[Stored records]
*** Block opens ***
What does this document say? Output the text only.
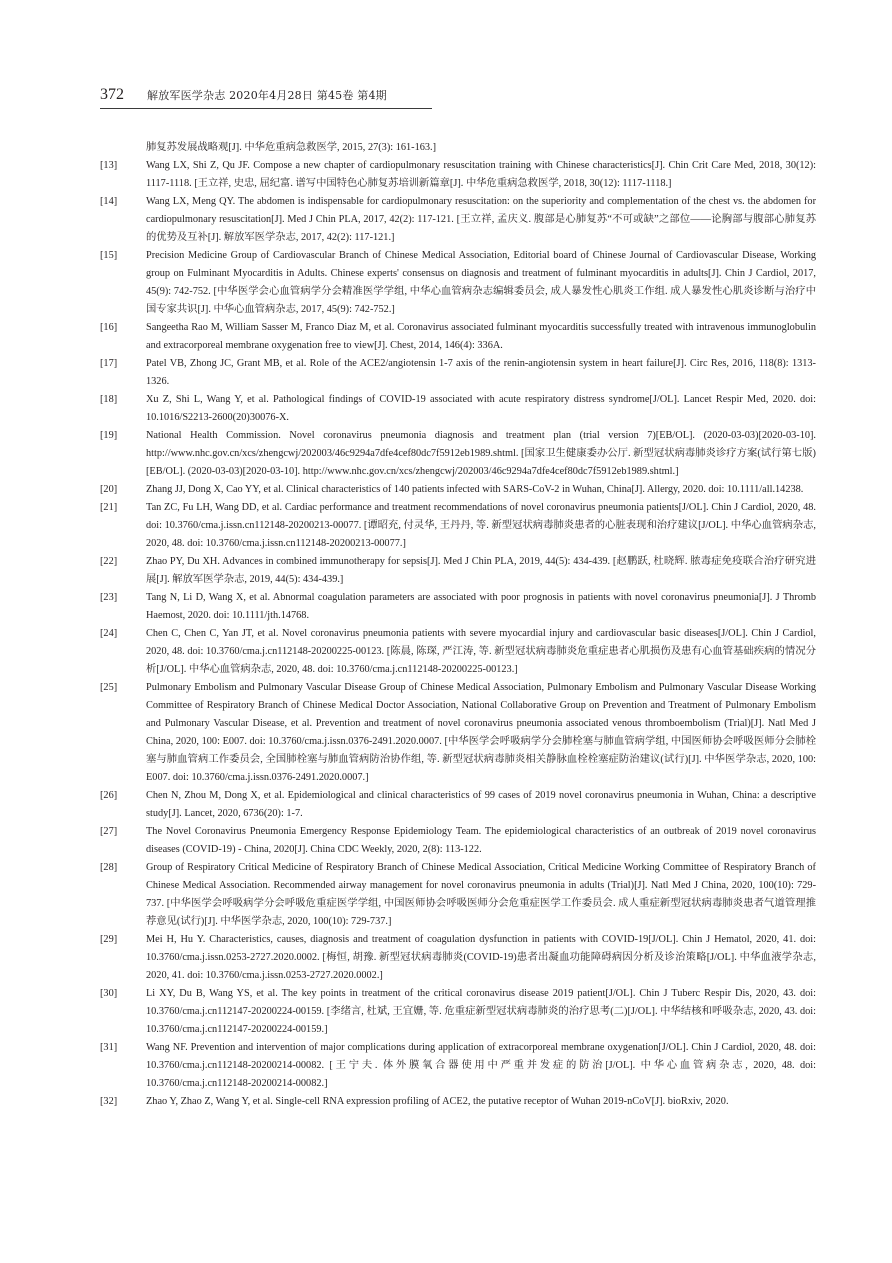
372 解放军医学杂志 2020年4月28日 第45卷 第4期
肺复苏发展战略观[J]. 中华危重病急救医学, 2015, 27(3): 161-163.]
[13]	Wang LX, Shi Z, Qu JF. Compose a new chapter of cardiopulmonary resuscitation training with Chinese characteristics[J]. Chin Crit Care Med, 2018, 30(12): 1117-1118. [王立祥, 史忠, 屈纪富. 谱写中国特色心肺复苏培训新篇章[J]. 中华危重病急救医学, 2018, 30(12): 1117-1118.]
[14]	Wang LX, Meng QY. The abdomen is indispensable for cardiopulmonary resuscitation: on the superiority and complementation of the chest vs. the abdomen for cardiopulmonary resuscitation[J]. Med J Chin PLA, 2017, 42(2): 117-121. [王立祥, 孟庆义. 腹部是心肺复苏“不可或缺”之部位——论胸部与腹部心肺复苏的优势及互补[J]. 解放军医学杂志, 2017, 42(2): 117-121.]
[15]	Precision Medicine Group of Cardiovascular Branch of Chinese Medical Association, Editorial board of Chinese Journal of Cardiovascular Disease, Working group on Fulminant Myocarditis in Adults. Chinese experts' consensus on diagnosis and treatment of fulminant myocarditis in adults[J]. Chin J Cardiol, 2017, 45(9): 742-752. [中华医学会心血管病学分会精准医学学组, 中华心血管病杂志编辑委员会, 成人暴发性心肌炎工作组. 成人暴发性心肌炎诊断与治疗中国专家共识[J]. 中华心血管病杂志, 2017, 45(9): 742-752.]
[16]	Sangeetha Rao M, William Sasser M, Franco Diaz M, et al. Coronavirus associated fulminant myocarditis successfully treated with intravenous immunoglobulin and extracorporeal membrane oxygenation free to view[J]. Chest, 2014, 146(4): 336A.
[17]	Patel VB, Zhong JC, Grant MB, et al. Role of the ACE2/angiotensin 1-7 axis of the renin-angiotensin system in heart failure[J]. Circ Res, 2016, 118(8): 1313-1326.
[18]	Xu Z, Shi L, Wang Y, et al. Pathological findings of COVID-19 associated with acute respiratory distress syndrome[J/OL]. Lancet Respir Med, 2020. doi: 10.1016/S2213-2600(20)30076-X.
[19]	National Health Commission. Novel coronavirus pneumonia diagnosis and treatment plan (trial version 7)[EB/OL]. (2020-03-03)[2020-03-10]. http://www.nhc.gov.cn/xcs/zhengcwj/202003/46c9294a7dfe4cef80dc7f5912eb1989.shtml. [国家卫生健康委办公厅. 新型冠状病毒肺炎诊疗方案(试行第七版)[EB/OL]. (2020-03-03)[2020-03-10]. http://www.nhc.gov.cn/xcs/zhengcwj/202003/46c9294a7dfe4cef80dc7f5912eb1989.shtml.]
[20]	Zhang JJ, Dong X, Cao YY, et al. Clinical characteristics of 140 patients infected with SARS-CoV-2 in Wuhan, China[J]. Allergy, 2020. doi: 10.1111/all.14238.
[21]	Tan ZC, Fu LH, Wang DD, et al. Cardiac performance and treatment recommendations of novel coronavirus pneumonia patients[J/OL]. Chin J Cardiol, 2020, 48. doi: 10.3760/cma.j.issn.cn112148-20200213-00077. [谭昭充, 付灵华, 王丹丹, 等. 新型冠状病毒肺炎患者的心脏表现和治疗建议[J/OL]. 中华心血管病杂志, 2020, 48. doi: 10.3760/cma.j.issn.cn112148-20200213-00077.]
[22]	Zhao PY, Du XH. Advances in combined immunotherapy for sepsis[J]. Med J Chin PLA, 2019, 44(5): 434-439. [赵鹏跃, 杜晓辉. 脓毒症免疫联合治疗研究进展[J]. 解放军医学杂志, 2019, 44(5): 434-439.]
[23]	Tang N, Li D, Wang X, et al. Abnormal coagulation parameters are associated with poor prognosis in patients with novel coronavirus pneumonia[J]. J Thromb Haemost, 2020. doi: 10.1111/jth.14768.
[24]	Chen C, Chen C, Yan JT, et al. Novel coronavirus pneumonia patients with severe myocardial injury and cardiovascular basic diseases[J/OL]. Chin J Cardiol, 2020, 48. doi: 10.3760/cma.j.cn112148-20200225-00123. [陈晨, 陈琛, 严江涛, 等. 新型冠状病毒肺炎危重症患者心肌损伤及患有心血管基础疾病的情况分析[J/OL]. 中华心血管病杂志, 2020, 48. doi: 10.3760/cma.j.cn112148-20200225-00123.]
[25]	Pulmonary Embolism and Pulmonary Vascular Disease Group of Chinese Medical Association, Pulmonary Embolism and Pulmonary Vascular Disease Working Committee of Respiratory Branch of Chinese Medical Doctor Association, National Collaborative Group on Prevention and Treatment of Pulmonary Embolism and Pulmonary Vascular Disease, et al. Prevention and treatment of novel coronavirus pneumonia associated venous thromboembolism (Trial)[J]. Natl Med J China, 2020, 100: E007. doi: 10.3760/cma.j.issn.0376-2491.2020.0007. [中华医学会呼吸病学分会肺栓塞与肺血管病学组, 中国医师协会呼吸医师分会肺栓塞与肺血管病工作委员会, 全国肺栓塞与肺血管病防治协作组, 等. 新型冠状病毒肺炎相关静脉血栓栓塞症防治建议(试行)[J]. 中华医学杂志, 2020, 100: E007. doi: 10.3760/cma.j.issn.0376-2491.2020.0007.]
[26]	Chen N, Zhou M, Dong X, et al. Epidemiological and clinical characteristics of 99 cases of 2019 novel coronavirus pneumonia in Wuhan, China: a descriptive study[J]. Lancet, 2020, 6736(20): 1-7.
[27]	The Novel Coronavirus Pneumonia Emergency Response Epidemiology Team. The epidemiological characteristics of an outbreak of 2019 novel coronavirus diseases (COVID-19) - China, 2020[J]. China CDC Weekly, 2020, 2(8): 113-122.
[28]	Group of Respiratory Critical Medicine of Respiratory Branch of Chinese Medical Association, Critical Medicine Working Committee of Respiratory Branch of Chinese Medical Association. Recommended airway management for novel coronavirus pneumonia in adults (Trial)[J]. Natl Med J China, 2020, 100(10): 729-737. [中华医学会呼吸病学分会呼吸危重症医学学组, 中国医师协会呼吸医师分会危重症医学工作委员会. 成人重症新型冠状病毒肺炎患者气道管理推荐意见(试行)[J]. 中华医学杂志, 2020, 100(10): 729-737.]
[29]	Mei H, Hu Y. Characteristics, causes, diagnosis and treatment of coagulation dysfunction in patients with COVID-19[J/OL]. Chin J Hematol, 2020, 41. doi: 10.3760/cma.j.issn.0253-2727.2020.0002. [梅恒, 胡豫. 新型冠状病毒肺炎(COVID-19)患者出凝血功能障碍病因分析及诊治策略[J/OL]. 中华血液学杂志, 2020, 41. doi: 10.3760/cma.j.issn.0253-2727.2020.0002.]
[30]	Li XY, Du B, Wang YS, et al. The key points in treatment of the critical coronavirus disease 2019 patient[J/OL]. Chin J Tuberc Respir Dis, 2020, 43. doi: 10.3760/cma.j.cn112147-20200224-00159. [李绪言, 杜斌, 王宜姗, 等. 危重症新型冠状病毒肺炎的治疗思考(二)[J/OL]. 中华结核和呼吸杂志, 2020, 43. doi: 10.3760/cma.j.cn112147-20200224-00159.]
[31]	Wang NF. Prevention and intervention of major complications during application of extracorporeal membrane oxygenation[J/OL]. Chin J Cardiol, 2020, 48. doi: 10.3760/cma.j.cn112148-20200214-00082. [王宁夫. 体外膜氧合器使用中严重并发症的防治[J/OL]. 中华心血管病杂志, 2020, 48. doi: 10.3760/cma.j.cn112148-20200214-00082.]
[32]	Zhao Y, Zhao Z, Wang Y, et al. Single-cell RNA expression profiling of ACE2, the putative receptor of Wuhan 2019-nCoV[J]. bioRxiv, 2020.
*** Block closes ***
*** Block opens ***
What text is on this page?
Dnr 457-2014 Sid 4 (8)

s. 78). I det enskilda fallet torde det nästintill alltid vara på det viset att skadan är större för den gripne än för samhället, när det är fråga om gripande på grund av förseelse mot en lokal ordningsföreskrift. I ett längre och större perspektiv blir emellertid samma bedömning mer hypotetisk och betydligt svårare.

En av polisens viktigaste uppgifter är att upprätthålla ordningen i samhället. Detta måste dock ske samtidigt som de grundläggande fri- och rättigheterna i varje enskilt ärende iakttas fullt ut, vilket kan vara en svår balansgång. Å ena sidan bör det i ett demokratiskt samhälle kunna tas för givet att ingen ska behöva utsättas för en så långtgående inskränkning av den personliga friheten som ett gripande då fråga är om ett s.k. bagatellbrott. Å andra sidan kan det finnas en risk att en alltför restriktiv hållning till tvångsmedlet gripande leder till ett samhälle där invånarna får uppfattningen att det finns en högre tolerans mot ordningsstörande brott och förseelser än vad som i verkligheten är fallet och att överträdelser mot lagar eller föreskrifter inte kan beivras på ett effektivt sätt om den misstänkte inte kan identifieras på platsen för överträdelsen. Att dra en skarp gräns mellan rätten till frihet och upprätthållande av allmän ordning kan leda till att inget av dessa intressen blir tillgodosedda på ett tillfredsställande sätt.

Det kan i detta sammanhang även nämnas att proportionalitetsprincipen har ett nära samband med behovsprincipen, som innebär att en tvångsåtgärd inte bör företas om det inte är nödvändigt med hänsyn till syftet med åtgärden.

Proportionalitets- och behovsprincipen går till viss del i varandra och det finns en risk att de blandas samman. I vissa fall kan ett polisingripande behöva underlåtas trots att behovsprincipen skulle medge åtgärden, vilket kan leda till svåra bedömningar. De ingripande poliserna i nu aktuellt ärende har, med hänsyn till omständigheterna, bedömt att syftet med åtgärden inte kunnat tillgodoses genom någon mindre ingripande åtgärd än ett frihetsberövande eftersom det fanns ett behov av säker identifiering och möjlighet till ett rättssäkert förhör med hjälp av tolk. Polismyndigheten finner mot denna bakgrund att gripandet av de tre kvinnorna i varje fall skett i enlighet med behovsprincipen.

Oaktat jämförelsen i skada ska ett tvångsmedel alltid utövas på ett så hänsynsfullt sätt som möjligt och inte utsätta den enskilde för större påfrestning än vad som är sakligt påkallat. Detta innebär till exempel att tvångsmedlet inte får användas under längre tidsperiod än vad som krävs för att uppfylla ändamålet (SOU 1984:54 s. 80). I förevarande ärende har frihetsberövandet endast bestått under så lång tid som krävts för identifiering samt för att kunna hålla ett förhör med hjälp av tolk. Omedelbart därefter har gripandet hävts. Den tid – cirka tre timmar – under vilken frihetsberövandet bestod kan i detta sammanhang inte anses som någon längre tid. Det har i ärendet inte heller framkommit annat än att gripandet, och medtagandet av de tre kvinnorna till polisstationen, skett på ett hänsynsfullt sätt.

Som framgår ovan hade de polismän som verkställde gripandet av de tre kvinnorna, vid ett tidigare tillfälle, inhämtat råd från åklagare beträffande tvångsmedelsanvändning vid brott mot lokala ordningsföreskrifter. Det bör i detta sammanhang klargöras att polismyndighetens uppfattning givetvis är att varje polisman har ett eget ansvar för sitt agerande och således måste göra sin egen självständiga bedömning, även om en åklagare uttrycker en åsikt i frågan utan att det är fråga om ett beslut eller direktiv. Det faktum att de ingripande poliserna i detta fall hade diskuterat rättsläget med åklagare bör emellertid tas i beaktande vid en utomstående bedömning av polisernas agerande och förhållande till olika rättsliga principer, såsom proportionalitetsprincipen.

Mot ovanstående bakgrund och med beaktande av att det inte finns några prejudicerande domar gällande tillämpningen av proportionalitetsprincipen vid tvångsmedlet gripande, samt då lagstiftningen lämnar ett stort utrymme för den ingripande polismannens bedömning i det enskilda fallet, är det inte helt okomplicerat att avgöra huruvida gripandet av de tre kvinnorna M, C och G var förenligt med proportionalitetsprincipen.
*** Block closes ***
*** Block opens ***
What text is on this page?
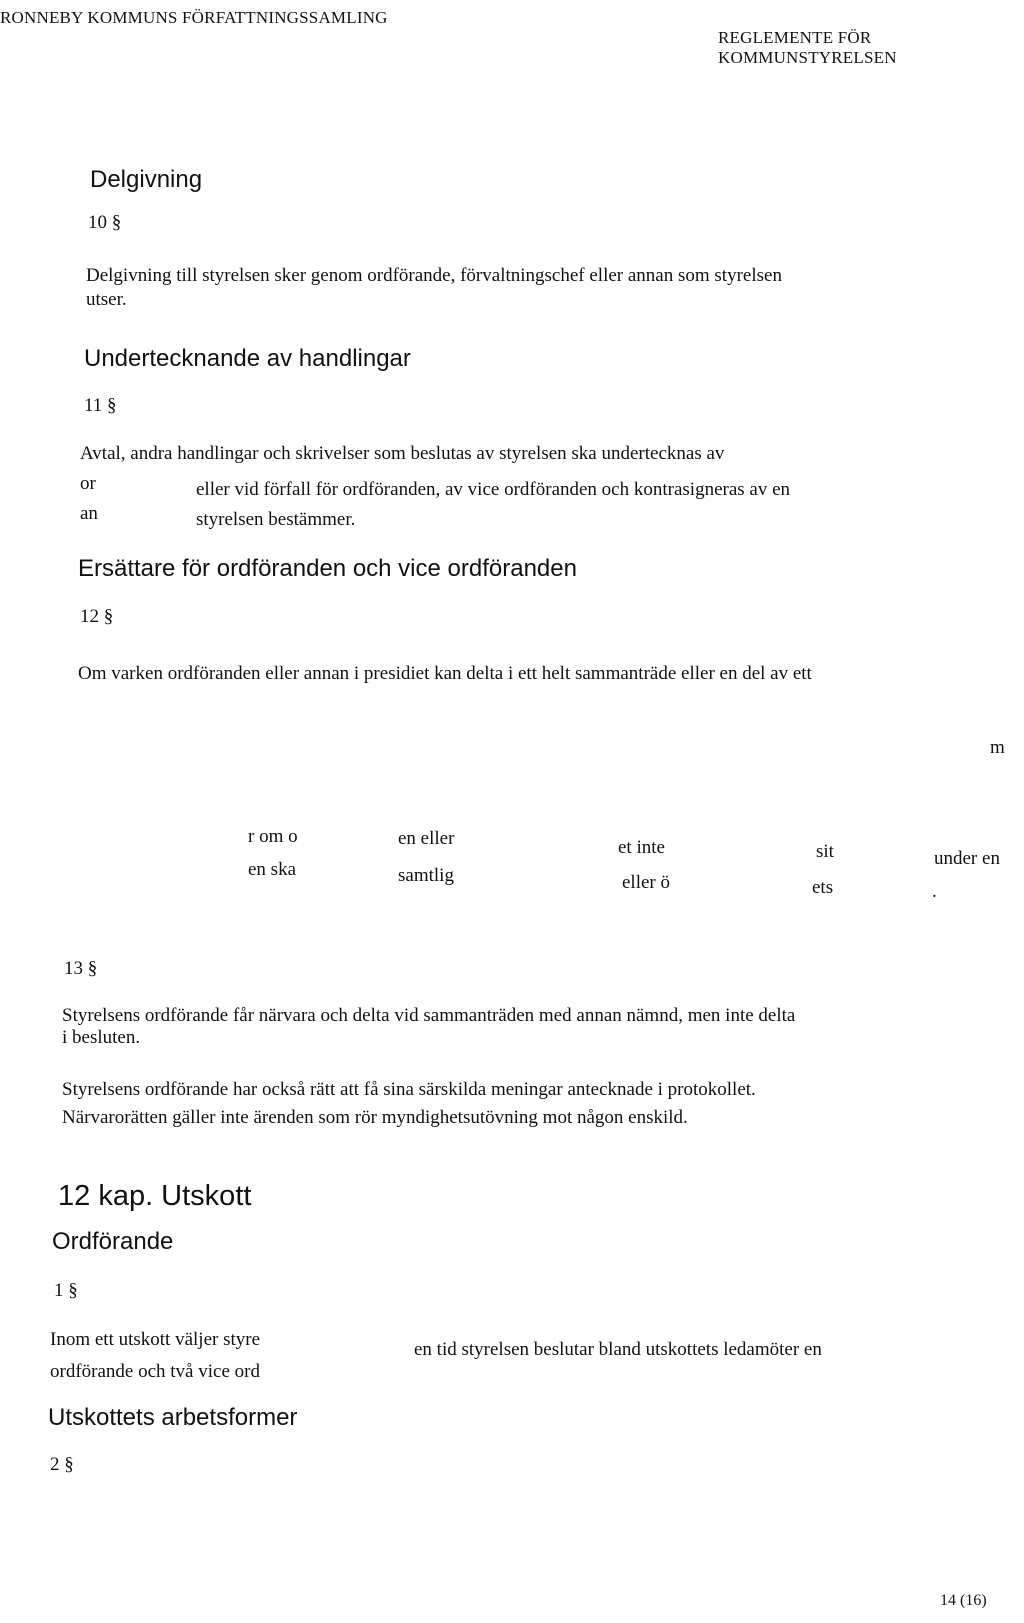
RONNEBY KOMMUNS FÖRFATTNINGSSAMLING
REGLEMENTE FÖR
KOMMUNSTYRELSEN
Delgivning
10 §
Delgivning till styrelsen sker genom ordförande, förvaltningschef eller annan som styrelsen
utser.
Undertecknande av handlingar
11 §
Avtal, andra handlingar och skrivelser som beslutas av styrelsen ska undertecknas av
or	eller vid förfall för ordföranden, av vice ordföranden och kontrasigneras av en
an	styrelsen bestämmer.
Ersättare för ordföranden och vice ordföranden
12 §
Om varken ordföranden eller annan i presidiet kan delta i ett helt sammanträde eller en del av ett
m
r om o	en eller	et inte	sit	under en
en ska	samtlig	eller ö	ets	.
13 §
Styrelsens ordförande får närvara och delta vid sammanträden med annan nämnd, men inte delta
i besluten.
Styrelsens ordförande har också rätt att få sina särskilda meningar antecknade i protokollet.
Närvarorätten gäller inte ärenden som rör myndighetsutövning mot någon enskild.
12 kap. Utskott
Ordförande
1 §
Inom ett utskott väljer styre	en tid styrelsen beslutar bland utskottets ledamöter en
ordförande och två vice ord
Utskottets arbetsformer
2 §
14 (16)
*** Block closes ***
§ **EXERCISE OBJECTIVE**
Where does the word "annan" occur in the data? Copy every line that has it.

§ **RESPONSE TO THIS EXERCISE**
Delgivning till styrelsen sker genom ordförande, förvaltningschef eller annan som styrelsen
Om varken ordföranden eller annan i presidiet kan delta i ett helt sammanträde eller en del av ett
Styrelsens ordförande får närvara och delta vid sammanträden med annan nämnd, men inte delta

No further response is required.